* DATA SHOWN *
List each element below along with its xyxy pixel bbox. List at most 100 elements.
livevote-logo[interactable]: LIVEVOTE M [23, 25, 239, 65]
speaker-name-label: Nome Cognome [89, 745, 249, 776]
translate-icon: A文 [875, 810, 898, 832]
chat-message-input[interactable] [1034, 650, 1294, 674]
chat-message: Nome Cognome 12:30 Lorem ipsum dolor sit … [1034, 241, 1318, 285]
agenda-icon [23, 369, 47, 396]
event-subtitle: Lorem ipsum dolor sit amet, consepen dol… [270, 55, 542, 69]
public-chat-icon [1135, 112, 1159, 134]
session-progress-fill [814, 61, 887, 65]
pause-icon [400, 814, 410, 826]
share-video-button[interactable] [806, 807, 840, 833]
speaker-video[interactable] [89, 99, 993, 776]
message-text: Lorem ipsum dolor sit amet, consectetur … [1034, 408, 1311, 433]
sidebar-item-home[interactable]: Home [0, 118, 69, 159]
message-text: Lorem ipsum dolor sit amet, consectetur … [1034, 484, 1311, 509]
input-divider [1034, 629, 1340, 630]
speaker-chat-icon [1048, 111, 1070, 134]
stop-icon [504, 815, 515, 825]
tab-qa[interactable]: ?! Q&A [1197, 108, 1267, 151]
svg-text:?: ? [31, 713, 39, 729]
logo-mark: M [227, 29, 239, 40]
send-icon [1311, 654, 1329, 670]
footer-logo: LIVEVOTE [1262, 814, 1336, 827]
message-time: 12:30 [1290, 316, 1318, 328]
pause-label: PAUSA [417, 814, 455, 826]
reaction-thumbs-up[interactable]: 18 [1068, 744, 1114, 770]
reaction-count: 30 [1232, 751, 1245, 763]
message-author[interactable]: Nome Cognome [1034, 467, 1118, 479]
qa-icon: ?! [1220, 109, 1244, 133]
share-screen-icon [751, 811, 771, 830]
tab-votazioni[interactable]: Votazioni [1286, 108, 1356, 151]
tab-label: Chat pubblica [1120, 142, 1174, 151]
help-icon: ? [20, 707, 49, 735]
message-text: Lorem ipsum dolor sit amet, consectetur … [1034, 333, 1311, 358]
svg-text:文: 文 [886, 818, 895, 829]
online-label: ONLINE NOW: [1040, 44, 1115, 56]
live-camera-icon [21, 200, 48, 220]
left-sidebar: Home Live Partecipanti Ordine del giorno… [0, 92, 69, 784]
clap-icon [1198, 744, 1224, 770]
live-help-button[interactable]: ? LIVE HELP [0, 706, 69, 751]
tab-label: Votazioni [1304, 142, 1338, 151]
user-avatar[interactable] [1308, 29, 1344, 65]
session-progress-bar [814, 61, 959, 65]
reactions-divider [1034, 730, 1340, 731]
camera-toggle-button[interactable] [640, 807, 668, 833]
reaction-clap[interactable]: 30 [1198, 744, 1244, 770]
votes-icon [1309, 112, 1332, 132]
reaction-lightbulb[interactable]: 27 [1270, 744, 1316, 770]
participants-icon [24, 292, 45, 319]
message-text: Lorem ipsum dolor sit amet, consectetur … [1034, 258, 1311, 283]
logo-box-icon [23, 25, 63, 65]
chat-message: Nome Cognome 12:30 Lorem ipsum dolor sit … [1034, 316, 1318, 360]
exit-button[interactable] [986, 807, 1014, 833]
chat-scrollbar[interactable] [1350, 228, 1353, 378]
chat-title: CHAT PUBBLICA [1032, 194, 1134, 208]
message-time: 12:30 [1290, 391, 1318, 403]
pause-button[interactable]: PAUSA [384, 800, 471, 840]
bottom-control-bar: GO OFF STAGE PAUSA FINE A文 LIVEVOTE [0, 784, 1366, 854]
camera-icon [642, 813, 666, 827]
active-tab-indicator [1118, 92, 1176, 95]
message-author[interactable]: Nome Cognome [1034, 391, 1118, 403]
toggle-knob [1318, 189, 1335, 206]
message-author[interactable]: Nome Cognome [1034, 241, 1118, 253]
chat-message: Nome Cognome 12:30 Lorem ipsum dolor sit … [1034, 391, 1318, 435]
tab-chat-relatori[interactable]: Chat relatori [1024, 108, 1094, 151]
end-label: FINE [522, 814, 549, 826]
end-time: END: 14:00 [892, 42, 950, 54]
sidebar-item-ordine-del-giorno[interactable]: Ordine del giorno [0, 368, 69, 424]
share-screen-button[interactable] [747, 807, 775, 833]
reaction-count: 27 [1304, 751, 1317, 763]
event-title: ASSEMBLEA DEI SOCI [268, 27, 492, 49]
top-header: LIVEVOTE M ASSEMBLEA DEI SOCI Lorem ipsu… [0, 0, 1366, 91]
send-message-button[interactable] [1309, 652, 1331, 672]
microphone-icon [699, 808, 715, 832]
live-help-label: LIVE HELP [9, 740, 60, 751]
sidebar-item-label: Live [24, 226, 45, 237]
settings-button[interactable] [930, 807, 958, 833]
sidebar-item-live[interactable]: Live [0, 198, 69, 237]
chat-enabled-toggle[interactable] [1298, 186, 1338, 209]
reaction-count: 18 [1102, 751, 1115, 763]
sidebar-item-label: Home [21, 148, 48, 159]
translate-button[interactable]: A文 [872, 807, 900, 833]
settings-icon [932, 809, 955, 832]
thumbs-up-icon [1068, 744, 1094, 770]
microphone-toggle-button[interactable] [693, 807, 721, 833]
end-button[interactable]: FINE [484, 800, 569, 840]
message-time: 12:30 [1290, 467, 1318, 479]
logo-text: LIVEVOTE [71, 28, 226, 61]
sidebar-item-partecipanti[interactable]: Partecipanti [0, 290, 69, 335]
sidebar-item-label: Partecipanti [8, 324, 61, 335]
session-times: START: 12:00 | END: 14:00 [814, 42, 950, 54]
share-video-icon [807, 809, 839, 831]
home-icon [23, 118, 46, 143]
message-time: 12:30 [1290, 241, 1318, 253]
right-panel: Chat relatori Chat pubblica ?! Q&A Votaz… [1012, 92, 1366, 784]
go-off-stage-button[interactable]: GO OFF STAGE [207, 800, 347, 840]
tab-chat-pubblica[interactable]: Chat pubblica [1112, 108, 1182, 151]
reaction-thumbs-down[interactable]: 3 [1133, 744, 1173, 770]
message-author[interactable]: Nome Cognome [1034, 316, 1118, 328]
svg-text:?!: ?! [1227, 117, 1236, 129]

* TO DO *
Convert every line from the start of the entries through the line holding "speaker-video[interactable] [89, 99, 993, 776]", inclusive, into a Markdown table with the columns "Row" and "Line", omitting any blank lines.

* OUTPUT OF THE TASK *
| Row | Line |
|---|---|
| 1 | List each element below along with its xyxy pixel bbox. List at most 100 elements. |
| 2 | livevote-logo[interactable]: LIVEVOTE M [23, 25, 239, 65] |
| 3 | speaker-name-label: Nome Cognome [89, 745, 249, 776] |
| 4 | translate-icon: A文 [875, 810, 898, 832] |
| 5 | chat-message-input[interactable] [1034, 650, 1294, 674] |
| 6 | chat-message: Nome Cognome 12:30 Lorem ipsum dolor sit … [1034, 241, 1318, 285] |
| 7 | agenda-icon [23, 369, 47, 396] |
| 8 | event-subtitle: Lorem ipsum dolor sit amet, consepen dol… [270, 55, 542, 69] |
| 9 | public-chat-icon [1135, 112, 1159, 134] |
| 10 | session-progress-fill [814, 61, 887, 65] |
| 11 | pause-icon [400, 814, 410, 826] |
| 12 | share-video-button[interactable] [806, 807, 840, 833] |
| 13 | speaker-video[interactable] [89, 99, 993, 776] |